_WHAT TO DO_:
Copy out each line of the data holding "jeżeli".

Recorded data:
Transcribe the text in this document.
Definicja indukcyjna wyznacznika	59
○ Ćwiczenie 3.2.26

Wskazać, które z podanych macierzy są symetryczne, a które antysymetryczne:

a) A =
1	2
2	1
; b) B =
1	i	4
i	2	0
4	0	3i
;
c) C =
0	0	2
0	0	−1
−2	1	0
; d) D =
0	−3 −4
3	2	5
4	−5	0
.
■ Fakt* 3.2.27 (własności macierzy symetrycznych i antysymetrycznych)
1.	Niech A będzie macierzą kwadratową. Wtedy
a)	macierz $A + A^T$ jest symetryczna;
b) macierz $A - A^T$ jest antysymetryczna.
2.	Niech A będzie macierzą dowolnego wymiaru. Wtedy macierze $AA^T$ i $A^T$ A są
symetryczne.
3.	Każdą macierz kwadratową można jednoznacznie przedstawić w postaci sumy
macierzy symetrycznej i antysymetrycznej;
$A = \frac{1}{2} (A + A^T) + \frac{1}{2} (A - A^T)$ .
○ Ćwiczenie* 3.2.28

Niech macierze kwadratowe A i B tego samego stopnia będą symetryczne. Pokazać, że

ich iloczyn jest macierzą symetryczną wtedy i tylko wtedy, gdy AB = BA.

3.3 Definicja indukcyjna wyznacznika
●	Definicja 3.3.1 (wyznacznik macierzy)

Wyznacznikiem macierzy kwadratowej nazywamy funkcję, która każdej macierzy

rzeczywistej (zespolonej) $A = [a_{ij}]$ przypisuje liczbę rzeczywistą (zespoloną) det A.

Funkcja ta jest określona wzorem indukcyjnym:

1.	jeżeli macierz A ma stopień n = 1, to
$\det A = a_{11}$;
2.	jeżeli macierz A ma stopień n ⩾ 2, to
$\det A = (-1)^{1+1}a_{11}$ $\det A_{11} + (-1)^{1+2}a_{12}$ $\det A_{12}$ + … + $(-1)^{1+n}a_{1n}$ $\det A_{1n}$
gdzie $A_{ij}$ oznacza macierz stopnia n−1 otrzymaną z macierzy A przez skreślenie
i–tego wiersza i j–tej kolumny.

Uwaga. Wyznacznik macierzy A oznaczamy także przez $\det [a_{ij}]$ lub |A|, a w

_RESULT_:
1.	jeżeli macierz A ma stopień n = 1, to
2.	jeżeli macierz A ma stopień n ⩾ 2, to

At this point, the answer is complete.